Scan the lines below for the string "disconnect" and copy every one that has it.

=======

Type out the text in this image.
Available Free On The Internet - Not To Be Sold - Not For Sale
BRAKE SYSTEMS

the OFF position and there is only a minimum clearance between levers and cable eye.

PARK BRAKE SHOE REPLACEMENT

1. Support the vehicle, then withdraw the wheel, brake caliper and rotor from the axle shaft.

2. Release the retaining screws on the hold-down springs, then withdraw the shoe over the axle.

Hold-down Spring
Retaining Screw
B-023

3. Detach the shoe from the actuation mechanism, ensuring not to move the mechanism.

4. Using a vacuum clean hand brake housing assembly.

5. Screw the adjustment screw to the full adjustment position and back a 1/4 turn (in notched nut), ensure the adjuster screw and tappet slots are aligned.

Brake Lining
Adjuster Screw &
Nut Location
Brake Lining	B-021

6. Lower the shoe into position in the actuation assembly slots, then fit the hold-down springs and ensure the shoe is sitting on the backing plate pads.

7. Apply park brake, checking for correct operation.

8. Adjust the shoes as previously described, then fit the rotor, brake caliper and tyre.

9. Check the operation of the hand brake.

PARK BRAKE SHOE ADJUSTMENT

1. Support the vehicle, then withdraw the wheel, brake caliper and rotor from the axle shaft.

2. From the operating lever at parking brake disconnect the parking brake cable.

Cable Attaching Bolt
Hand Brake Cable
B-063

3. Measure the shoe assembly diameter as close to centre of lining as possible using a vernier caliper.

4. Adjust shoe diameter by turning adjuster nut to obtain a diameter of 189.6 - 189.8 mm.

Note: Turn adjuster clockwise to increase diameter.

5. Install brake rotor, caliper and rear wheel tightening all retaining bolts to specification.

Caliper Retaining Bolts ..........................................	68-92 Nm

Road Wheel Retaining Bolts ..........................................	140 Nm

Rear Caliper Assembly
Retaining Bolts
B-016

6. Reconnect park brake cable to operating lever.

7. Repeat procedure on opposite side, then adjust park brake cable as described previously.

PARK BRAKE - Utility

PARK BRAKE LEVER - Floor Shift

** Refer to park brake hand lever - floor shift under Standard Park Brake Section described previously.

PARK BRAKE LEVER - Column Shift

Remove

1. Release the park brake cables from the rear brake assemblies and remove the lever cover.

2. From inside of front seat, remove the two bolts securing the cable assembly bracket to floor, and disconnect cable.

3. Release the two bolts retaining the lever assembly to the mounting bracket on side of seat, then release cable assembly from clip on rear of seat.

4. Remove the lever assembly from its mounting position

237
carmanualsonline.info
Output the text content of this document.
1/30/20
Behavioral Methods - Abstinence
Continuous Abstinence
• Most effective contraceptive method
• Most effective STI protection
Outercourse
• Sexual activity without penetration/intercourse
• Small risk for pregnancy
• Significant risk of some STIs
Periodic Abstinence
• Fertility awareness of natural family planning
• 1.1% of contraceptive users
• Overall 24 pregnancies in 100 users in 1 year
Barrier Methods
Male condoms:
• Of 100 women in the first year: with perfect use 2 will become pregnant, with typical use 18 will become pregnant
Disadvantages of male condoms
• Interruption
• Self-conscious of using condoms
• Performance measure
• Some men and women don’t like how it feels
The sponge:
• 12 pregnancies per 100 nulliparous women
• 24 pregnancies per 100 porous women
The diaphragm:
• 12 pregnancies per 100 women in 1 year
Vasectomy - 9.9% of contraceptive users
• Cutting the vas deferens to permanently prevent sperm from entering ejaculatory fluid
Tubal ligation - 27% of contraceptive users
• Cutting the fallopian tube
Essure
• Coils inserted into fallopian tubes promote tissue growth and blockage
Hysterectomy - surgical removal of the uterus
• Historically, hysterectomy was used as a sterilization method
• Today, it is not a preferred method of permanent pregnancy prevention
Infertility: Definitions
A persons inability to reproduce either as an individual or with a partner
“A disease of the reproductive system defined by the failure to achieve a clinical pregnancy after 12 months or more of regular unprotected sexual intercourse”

=======

## Answer to this problem
2. From the operating lever at parking brake disconnect the parking brake cable.
2. From inside of front seat, remove the two bolts securing the cable assembly bracket to floor, and disconnect cable.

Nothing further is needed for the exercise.